▶ Goal:
Reproduce every entry exactly and leave its pictures out.

▶ Records for the task:

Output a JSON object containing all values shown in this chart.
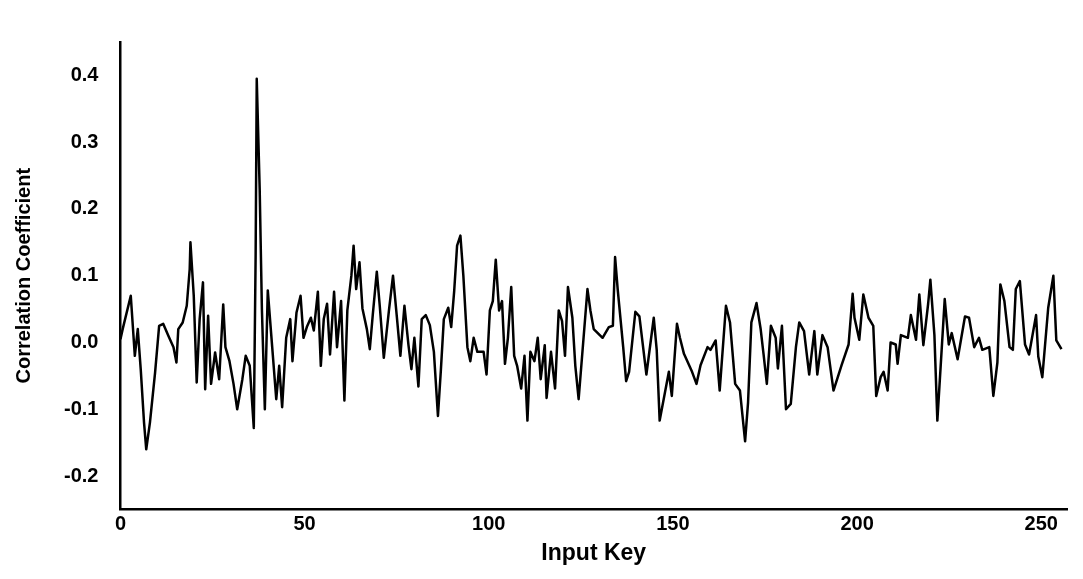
{
  "chart_data": {
    "type": "line",
    "xlabel": "Input Key",
    "ylabel": "Correlation Coefficient",
    "xlim": [
      0,
      257
    ],
    "xticks": [
      0,
      50,
      100,
      150,
      200,
      250
    ],
    "ylim": [
      -0.25,
      0.45
    ],
    "yticks": [
      -0.2,
      -0.1,
      {
        "value": 0,
        "label": "0.0"
      },
      0.1,
      0.2,
      0.3,
      0.4
    ],
    "grid": false,
    "legend": false,
    "marker": "none",
    "line_style": "solid",
    "series": [
      {
        "color": "#000000",
        "x": [
          0,
          0.6,
          2.8,
          3.9,
          4.7,
          5.5,
          6.4,
          7,
          8,
          9.4,
          10.5,
          11.6,
          13,
          14.4,
          15.2,
          15.7,
          16.9,
          18,
          18.8,
          19,
          19.9,
          20.7,
          21.5,
          22.4,
          23,
          23.8,
          24.6,
          25.7,
          26.8,
          27.9,
          28.5,
          29.6,
          30.7,
          31.7,
          33.1,
          34,
          35.1,
          36.2,
          36.7,
          37,
          37.8,
          38.4,
          39.2,
          40,
          41.2,
          42.3,
          43.1,
          43.9,
          45,
          46.1,
          46.7,
          47.8,
          48.9,
          49.7,
          50.6,
          51.7,
          52.5,
          53.6,
          54.4,
          55.2,
          56.1,
          56.9,
          58,
          58.8,
          59.9,
          60.8,
          61.6,
          62.7,
          63.3,
          64,
          64.9,
          65.7,
          66.9,
          67.7,
          68.5,
          69.6,
          70.4,
          71.5,
          72.9,
          74,
          75.1,
          76,
          77.1,
          78.2,
          79,
          79.8,
          80.9,
          81.8,
          82.9,
          84,
          85.1,
          86.2,
          87,
          87.8,
          89,
          89.8,
          90.6,
          91.4,
          92.3,
          93.1,
          94.2,
          95,
          95.9,
          96.9,
          98.6,
          99.4,
          100.3,
          101.1,
          101.9,
          102.8,
          103.6,
          104.4,
          105.2,
          106.1,
          106.9,
          107.7,
          108.8,
          109.7,
          110.5,
          111.3,
          112.4,
          113.3,
          114.1,
          115.2,
          115.7,
          116.9,
          118,
          119,
          119.9,
          120.7,
          121.5,
          122.7,
          123.5,
          124.4,
          126.8,
          127.6,
          128.5,
          130.9,
          132.6,
          133.7,
          134.3,
          135,
          136.5,
          137.3,
          138.1,
          139.8,
          140.9,
          142.8,
          144.8,
          145.6,
          146.4,
          147.8,
          148.9,
          149.7,
          151.1,
          151.9,
          153,
          155.2,
          156.4,
          157.5,
          159.4,
          160.2,
          161.6,
          162.7,
          164.4,
          165.5,
          166.9,
          168.2,
          169.6,
          170.4,
          171.3,
          172.7,
          173.8,
          174.6,
          175.5,
          176.6,
          177.9,
          178.5,
          179.6,
          180.7,
          182,
          183.4,
          184.3,
          185.6,
          187,
          188.4,
          189.2,
          190.6,
          192,
          193.6,
          195.8,
          197.7,
          198.8,
          199.3,
          200.6,
          201.7,
          203.1,
          204.4,
          205.2,
          206.4,
          207.2,
          208.3,
          209.1,
          210.5,
          211,
          211.9,
          213.8,
          214.6,
          216,
          216.9,
          218,
          219.3,
          219.9,
          221,
          221.8,
          222.9,
          223.8,
          224.9,
          225.7,
          227.3,
          229.3,
          230.4,
          231.8,
          233.1,
          234,
          235.9,
          237,
          238.1,
          238.9,
          240,
          241.4,
          242.3,
          243.1,
          244.2,
          245.6,
          246.7,
          248.6,
          249.2,
          250.3,
          251.9,
          253.3,
          254.1,
          255.5
        ],
        "values": [
          0.005,
          0.02,
          0.07,
          -0.02,
          0.02,
          -0.04,
          -0.12,
          -0.16,
          -0.12,
          -0.045,
          0.025,
          0.028,
          0.01,
          -0.007,
          -0.03,
          0.02,
          0.03,
          0.055,
          0.11,
          0.15,
          0.07,
          -0.06,
          0.035,
          0.09,
          -0.07,
          0.04,
          -0.062,
          -0.015,
          -0.055,
          0.057,
          -0.007,
          -0.028,
          -0.062,
          -0.1,
          -0.055,
          -0.02,
          -0.035,
          -0.128,
          0.13,
          0.395,
          0.23,
          0.05,
          -0.1,
          0.078,
          -0.007,
          -0.085,
          -0.035,
          -0.097,
          0.007,
          0.035,
          -0.028,
          0.045,
          0.07,
          0.007,
          0.023,
          0.037,
          0.018,
          0.076,
          -0.035,
          0.035,
          0.058,
          -0.018,
          0.076,
          -0.007,
          0.062,
          -0.087,
          0.048,
          0.1,
          0.145,
          0.08,
          0.12,
          0.051,
          0.02,
          -0.01,
          0.041,
          0.106,
          0.055,
          -0.023,
          0.048,
          0.1,
          0.035,
          -0.02,
          0.055,
          -0.004,
          -0.04,
          0.007,
          -0.066,
          0.035,
          0.041,
          0.026,
          -0.014,
          -0.11,
          -0.041,
          0.035,
          0.052,
          0.023,
          0.076,
          0.145,
          0.16,
          0.1,
          -0.007,
          -0.028,
          0.007,
          -0.014,
          -0.014,
          -0.048,
          0.048,
          0.062,
          0.124,
          0.048,
          0.062,
          -0.032,
          0.007,
          0.083,
          -0.02,
          -0.035,
          -0.069,
          -0.02,
          -0.117,
          -0.014,
          -0.028,
          0.007,
          -0.055,
          -0.004,
          -0.083,
          -0.014,
          -0.069,
          0.048,
          0.032,
          -0.02,
          0.083,
          0.037,
          -0.035,
          -0.085,
          0.08,
          0.048,
          0.02,
          0.007,
          0.023,
          0.025,
          0.128,
          0.08,
          -0.007,
          -0.058,
          -0.044,
          0.046,
          0.039,
          -0.048,
          0.037,
          -0.011,
          -0.117,
          -0.076,
          -0.044,
          -0.08,
          0.028,
          0.007,
          -0.017,
          -0.044,
          -0.062,
          -0.034,
          -0.007,
          -0.011,
          0.003,
          -0.072,
          0.055,
          0.03,
          -0.062,
          -0.072,
          -0.148,
          -0.09,
          0.03,
          0.059,
          0.021,
          -0.017,
          -0.062,
          0.025,
          0.007,
          -0.039,
          0.025,
          -0.1,
          -0.092,
          -0.007,
          0.03,
          0.017,
          -0.048,
          0.017,
          -0.048,
          0.011,
          -0.007,
          -0.072,
          -0.034,
          -0.003,
          0.073,
          0.037,
          0.004,
          0.072,
          0.037,
          0.025,
          -0.08,
          -0.052,
          -0.044,
          -0.072,
          0.0,
          -0.003,
          -0.032,
          0.011,
          0.007,
          0.041,
          0.004,
          0.072,
          -0.004,
          0.058,
          0.094,
          0.011,
          -0.117,
          -0.017,
          0.065,
          -0.003,
          0.014,
          -0.025,
          0.039,
          0.037,
          -0.007,
          0.007,
          -0.011,
          -0.007,
          -0.08,
          -0.03,
          0.087,
          0.062,
          -0.007,
          -0.011,
          0.08,
          0.092,
          -0.003,
          -0.018,
          0.041,
          -0.021,
          -0.052,
          0.052,
          0.1,
          0.003,
          -0.01
        ]
      }
    ]
  }
}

▶ Solution below:
Output a JSON object containing all values shown in this chart.
{
  "chart_data": {
    "type": "line",
    "xlabel": "Input Key",
    "ylabel": "Correlation Coefficient",
    "xlim": [
      0,
      257
    ],
    "xticks": [
      0,
      50,
      100,
      150,
      200,
      250
    ],
    "ylim": [
      -0.25,
      0.45
    ],
    "yticks": [
      -0.2,
      -0.1,
      {
        "value": 0,
        "label": "0.0"
      },
      0.1,
      0.2,
      0.3,
      0.4
    ],
    "grid": false,
    "legend": false,
    "marker": "none",
    "line_style": "solid",
    "series": [
      {
        "color": "#000000",
        "x": [
          0,
          0.6,
          2.8,
          3.9,
          4.7,
          5.5,
          6.4,
          7,
          8,
          9.4,
          10.5,
          11.6,
          13,
          14.4,
          15.2,
          15.7,
          16.9,
          18,
          18.8,
          19,
          19.9,
          20.7,
          21.5,
          22.4,
          23,
          23.8,
          24.6,
          25.7,
          26.8,
          27.9,
          28.5,
          29.6,
          30.7,
          31.7,
          33.1,
          34,
          35.1,
          36.2,
          36.7,
          37,
          37.8,
          38.4,
          39.2,
          40,
          41.2,
          42.3,
          43.1,
          43.9,
          45,
          46.1,
          46.7,
          47.8,
          48.9,
          49.7,
          50.6,
          51.7,
          52.5,
          53.6,
          54.4,
          55.2,
          56.1,
          56.9,
          58,
          58.8,
          59.9,
          60.8,
          61.6,
          62.7,
          63.3,
          64,
          64.9,
          65.7,
          66.9,
          67.7,
          68.5,
          69.6,
          70.4,
          71.5,
          72.9,
          74,
          75.1,
          76,
          77.1,
          78.2,
          79,
          79.8,
          80.9,
          81.8,
          82.9,
          84,
          85.1,
          86.2,
          87,
          87.8,
          89,
          89.8,
          90.6,
          91.4,
          92.3,
          93.1,
          94.2,
          95,
          95.9,
          96.9,
          98.6,
          99.4,
          100.3,
          101.1,
          101.9,
          102.8,
          103.6,
          104.4,
          105.2,
          106.1,
          106.9,
          107.7,
          108.8,
          109.7,
          110.5,
          111.3,
          112.4,
          113.3,
          114.1,
          115.2,
          115.7,
          116.9,
          118,
          119,
          119.9,
          120.7,
          121.5,
          122.7,
          123.5,
          124.4,
          126.8,
          127.6,
          128.5,
          130.9,
          132.6,
          133.7,
          134.3,
          135,
          136.5,
          137.3,
          138.1,
          139.8,
          140.9,
          142.8,
          144.8,
          145.6,
          146.4,
          147.8,
          148.9,
          149.7,
          151.1,
          151.9,
          153,
          155.2,
          156.4,
          157.5,
          159.4,
          160.2,
          161.6,
          162.7,
          164.4,
          165.5,
          166.9,
          168.2,
          169.6,
          170.4,
          171.3,
          172.7,
          173.8,
          174.6,
          175.5,
          176.6,
          177.9,
          178.5,
          179.6,
          180.7,
          182,
          183.4,
          184.3,
          185.6,
          187,
          188.4,
          189.2,
          190.6,
          192,
          193.6,
          195.8,
          197.7,
          198.8,
          199.3,
          200.6,
          201.7,
          203.1,
          204.4,
          205.2,
          206.4,
          207.2,
          208.3,
          209.1,
          210.5,
          211,
          211.9,
          213.8,
          214.6,
          216,
          216.9,
          218,
          219.3,
          219.9,
          221,
          221.8,
          222.9,
          223.8,
          224.9,
          225.7,
          227.3,
          229.3,
          230.4,
          231.8,
          233.1,
          234,
          235.9,
          237,
          238.1,
          238.9,
          240,
          241.4,
          242.3,
          243.1,
          244.2,
          245.6,
          246.7,
          248.6,
          249.2,
          250.3,
          251.9,
          253.3,
          254.1,
          255.5
        ],
        "values": [
          0.005,
          0.02,
          0.07,
          -0.02,
          0.02,
          -0.04,
          -0.12,
          -0.16,
          -0.12,
          -0.045,
          0.025,
          0.028,
          0.01,
          -0.007,
          -0.03,
          0.02,
          0.03,
          0.055,
          0.11,
          0.15,
          0.07,
          -0.06,
          0.035,
          0.09,
          -0.07,
          0.04,
          -0.062,
          -0.015,
          -0.055,
          0.057,
          -0.007,
          -0.028,
          -0.062,
          -0.1,
          -0.055,
          -0.02,
          -0.035,
          -0.128,
          0.13,
          0.395,
          0.23,
          0.05,
          -0.1,
          0.078,
          -0.007,
          -0.085,
          -0.035,
          -0.097,
          0.007,
          0.035,
          -0.028,
          0.045,
          0.07,
          0.007,
          0.023,
          0.037,
          0.018,
          0.076,
          -0.035,
          0.035,
          0.058,
          -0.018,
          0.076,
          -0.007,
          0.062,
          -0.087,
          0.048,
          0.1,
          0.145,
          0.08,
          0.12,
          0.051,
          0.02,
          -0.01,
          0.041,
          0.106,
          0.055,
          -0.023,
          0.048,
          0.1,
          0.035,
          -0.02,
          0.055,
          -0.004,
          -0.04,
          0.007,
          -0.066,
          0.035,
          0.041,
          0.026,
          -0.014,
          -0.11,
          -0.041,
          0.035,
          0.052,
          0.023,
          0.076,
          0.145,
          0.16,
          0.1,
          -0.007,
          -0.028,
          0.007,
          -0.014,
          -0.014,
          -0.048,
          0.048,
          0.062,
          0.124,
          0.048,
          0.062,
          -0.032,
          0.007,
          0.083,
          -0.02,
          -0.035,
          -0.069,
          -0.02,
          -0.117,
          -0.014,
          -0.028,
          0.007,
          -0.055,
          -0.004,
          -0.083,
          -0.014,
          -0.069,
          0.048,
          0.032,
          -0.02,
          0.083,
          0.037,
          -0.035,
          -0.085,
          0.08,
          0.048,
          0.02,
          0.007,
          0.023,
          0.025,
          0.128,
          0.08,
          -0.007,
          -0.058,
          -0.044,
          0.046,
          0.039,
          -0.048,
          0.037,
          -0.011,
          -0.117,
          -0.076,
          -0.044,
          -0.08,
          0.028,
          0.007,
          -0.017,
          -0.044,
          -0.062,
          -0.034,
          -0.007,
          -0.011,
          0.003,
          -0.072,
          0.055,
          0.03,
          -0.062,
          -0.072,
          -0.148,
          -0.09,
          0.03,
          0.059,
          0.021,
          -0.017,
          -0.062,
          0.025,
          0.007,
          -0.039,
          0.025,
          -0.1,
          -0.092,
          -0.007,
          0.03,
          0.017,
          -0.048,
          0.017,
          -0.048,
          0.011,
          -0.007,
          -0.072,
          -0.034,
          -0.003,
          0.073,
          0.037,
          0.004,
          0.072,
          0.037,
          0.025,
          -0.08,
          -0.052,
          -0.044,
          -0.072,
          0.0,
          -0.003,
          -0.032,
          0.011,
          0.007,
          0.041,
          0.004,
          0.072,
          -0.004,
          0.058,
          0.094,
          0.011,
          -0.117,
          -0.017,
          0.065,
          -0.003,
          0.014,
          -0.025,
          0.039,
          0.037,
          -0.007,
          0.007,
          -0.011,
          -0.007,
          -0.08,
          -0.03,
          0.087,
          0.062,
          -0.007,
          -0.011,
          0.08,
          0.092,
          -0.003,
          -0.018,
          0.041,
          -0.021,
          -0.052,
          0.052,
          0.1,
          0.003,
          -0.01
        ]
      }
    ]
  }
}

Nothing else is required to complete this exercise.